**Short exercise:** Below are the records. Gather each line that holds "frac".

Stored records
◇ ◇ ◇ ◇ ◇ ◇ ◇

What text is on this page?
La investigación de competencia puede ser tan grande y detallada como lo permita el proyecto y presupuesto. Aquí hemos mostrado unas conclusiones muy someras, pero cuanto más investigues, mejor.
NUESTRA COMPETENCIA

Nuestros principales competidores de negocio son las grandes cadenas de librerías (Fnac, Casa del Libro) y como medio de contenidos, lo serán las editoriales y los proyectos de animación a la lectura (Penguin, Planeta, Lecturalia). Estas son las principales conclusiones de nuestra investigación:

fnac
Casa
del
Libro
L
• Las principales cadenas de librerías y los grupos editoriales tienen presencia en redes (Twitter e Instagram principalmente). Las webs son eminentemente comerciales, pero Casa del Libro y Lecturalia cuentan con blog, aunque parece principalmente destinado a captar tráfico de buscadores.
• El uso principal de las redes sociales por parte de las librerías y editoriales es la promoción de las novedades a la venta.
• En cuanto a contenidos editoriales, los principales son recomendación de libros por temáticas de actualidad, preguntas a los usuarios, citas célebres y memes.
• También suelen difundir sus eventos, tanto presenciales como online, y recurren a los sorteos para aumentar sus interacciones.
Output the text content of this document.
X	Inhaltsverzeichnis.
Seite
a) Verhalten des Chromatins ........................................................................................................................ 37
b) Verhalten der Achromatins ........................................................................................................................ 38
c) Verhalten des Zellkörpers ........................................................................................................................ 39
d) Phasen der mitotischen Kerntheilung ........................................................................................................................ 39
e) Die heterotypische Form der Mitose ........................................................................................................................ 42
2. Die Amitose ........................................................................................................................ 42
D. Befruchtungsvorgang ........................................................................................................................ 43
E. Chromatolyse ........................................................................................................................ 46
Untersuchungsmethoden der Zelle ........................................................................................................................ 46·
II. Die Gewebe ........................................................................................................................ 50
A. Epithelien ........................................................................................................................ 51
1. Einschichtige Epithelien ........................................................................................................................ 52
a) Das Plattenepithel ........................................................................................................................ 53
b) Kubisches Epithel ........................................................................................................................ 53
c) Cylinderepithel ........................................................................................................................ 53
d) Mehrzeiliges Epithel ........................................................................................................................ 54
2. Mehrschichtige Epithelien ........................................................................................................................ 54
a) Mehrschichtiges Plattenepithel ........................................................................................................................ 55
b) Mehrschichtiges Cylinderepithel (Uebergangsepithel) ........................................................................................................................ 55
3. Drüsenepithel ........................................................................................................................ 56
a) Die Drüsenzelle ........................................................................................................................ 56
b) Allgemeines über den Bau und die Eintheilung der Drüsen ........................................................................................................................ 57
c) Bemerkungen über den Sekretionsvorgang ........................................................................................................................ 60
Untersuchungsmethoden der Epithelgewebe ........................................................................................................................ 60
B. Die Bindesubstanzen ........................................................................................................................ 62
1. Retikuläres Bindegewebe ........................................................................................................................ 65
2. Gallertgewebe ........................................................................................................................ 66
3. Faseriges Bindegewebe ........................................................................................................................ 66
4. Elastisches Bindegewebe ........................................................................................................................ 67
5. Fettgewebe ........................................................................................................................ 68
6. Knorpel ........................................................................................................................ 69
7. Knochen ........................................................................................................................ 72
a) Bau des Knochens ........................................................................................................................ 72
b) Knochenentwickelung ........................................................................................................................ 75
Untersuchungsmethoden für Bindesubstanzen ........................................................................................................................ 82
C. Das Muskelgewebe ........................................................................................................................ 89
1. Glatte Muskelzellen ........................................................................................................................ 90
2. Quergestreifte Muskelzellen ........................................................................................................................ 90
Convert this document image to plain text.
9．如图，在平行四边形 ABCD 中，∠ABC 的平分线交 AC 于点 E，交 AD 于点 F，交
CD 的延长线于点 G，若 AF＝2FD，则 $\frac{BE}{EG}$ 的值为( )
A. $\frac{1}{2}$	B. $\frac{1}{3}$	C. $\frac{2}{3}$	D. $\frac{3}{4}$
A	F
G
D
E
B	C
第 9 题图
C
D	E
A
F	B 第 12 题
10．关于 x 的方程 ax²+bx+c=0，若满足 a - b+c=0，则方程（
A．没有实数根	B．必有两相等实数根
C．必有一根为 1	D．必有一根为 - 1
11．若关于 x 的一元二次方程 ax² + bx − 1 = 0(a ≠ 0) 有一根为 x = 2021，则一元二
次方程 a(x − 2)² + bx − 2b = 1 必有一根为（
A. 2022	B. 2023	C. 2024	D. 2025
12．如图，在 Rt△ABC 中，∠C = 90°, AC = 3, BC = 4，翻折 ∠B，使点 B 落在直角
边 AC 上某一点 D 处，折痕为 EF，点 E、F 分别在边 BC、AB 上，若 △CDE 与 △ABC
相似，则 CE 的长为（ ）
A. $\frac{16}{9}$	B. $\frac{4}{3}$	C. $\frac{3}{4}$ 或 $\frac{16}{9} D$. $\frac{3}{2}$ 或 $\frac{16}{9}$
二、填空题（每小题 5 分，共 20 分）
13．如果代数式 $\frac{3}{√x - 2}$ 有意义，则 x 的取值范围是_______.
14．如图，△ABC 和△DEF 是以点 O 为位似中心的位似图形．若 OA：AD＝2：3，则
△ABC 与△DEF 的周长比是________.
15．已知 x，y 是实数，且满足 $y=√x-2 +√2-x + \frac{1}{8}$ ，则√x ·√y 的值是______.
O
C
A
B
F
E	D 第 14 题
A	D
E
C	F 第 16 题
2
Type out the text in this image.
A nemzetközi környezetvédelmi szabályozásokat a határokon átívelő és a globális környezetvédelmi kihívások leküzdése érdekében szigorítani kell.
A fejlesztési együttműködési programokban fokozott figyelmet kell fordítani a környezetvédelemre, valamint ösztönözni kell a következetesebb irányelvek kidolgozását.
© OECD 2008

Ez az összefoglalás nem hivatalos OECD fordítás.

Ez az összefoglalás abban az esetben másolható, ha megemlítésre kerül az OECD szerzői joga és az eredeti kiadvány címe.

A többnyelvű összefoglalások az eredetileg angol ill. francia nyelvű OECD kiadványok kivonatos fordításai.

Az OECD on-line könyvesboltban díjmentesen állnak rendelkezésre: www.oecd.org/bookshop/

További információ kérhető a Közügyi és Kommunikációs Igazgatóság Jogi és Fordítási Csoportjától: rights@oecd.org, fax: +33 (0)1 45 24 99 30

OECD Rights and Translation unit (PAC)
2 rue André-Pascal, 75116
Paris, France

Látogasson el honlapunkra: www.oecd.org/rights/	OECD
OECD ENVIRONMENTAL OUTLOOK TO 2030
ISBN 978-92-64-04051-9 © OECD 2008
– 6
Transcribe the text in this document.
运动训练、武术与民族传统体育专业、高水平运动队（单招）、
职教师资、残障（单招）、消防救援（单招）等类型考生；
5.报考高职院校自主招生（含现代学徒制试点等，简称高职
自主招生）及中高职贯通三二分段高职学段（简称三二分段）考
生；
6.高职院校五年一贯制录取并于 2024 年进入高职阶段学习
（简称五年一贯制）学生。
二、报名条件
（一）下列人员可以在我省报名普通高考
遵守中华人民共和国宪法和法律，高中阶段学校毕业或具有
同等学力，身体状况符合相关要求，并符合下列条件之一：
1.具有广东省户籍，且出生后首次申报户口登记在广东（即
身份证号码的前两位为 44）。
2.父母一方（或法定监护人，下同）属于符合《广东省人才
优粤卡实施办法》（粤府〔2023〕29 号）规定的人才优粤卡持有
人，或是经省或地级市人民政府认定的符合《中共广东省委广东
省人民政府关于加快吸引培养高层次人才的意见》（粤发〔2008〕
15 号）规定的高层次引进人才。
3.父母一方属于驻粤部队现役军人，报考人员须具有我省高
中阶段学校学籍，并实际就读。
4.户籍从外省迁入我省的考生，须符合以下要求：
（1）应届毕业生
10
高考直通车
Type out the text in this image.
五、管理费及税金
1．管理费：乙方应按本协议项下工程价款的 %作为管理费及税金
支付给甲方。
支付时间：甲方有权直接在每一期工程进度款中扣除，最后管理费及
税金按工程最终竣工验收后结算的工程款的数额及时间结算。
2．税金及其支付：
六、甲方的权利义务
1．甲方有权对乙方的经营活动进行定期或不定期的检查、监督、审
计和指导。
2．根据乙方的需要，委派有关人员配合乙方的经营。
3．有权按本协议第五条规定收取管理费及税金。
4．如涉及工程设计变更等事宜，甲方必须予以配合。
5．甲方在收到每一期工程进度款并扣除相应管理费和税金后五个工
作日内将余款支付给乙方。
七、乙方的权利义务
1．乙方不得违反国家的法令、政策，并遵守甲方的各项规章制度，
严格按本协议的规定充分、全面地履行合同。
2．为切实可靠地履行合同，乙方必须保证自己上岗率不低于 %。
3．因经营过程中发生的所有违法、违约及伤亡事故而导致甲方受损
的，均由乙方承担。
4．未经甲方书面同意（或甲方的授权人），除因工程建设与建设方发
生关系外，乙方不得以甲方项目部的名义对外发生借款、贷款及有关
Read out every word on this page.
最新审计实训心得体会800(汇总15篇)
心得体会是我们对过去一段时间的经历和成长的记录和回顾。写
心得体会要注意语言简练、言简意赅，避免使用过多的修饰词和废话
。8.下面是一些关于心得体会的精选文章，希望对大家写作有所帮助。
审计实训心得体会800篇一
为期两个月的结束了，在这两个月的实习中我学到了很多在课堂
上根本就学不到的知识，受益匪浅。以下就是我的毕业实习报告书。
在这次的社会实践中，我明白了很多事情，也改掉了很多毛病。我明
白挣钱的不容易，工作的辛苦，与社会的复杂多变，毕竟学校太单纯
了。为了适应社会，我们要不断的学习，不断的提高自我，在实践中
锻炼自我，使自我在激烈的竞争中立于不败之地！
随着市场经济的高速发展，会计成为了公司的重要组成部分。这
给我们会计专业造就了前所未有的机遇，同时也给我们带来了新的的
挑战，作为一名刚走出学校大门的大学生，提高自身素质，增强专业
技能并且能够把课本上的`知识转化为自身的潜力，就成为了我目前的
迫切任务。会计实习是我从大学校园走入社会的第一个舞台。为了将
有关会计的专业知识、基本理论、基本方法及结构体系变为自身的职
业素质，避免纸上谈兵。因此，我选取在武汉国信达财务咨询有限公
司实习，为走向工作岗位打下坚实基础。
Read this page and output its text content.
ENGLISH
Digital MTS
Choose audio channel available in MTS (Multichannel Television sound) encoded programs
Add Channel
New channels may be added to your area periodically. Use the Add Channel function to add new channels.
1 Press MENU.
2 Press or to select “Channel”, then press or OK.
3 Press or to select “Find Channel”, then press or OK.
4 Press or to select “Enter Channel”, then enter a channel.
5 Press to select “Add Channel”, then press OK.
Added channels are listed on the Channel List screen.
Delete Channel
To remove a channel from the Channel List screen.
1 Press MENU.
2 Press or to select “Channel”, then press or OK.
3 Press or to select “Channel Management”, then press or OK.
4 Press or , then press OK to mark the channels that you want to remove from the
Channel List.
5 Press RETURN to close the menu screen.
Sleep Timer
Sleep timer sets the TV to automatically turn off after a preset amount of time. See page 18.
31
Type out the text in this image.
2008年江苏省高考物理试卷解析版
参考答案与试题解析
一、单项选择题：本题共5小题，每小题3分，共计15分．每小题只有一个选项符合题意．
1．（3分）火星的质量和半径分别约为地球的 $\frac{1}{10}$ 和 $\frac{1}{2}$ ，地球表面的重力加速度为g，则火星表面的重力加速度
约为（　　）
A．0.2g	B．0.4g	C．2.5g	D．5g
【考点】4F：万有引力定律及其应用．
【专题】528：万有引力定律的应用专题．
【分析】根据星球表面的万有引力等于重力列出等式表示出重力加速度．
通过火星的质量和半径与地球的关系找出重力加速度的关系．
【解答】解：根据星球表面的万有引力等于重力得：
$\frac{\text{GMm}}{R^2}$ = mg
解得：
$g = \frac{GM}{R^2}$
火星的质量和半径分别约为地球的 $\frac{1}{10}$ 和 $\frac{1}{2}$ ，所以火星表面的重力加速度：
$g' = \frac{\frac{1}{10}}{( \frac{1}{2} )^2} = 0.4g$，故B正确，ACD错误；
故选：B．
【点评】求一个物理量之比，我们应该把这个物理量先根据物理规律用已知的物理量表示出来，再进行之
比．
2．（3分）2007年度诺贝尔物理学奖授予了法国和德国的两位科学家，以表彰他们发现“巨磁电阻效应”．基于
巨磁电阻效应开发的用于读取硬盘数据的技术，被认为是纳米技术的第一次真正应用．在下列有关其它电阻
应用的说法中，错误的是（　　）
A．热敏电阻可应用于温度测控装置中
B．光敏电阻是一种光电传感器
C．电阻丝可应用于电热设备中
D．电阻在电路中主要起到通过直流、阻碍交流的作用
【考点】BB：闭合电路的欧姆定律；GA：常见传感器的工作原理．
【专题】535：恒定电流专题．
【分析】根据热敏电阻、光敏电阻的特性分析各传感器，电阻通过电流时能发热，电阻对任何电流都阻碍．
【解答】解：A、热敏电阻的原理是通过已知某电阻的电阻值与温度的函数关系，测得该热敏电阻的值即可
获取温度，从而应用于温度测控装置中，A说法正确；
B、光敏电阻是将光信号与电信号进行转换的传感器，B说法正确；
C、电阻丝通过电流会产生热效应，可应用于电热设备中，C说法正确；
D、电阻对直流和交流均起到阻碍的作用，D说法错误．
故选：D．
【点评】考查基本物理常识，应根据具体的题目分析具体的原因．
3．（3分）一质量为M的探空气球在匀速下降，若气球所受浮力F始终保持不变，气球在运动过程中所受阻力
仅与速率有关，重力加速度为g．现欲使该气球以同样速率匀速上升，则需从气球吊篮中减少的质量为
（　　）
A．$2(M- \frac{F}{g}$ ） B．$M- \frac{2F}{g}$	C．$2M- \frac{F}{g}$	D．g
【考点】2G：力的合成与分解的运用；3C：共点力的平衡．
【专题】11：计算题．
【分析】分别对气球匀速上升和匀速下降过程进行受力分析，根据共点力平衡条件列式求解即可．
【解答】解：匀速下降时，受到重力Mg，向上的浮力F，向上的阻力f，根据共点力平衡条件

◇ ◇ ◇ ◇ ◇ ◇ ◇

**Written reply:**
CD 的延长线于点 G，若 AF＝2FD，则 $\frac{BE}{EG}$ 的值为( )
A. $\frac{1}{2}$	B. $\frac{1}{3}$	C. $\frac{2}{3}$	D. $\frac{3}{4}$
A. $\frac{16}{9}$	B. $\frac{4}{3}$	C. $\frac{3}{4}$ 或 $\frac{16}{9} D$. $\frac{3}{2}$ 或 $\frac{16}{9}$
13．如果代数式 $\frac{3}{√x - 2}$ 有意义，则 x 的取值范围是_______.
15．已知 x，y 是实数，且满足 $y=√x-2 +√2-x + \frac{1}{8}$ ，则√x ·√y 的值是______.
1．（3分）火星的质量和半径分别约为地球的 $\frac{1}{10}$ 和 $\frac{1}{2}$ ，地球表面的重力加速度为g，则火星表面的重力加速度
$\frac{\text{GMm}}{R^2}$ = mg
$g = \frac{GM}{R^2}$
火星的质量和半径分别约为地球的 $\frac{1}{10}$ 和 $\frac{1}{2}$ ，所以火星表面的重力加速度：
$g' = \frac{\frac{1}{10}}{( \frac{1}{2} )^2} = 0.4g$，故B正确，ACD错误；
A．$2(M- \frac{F}{g}$ ） B．$M- \frac{2F}{g}$	C．$2M- \frac{F}{g}$	D．g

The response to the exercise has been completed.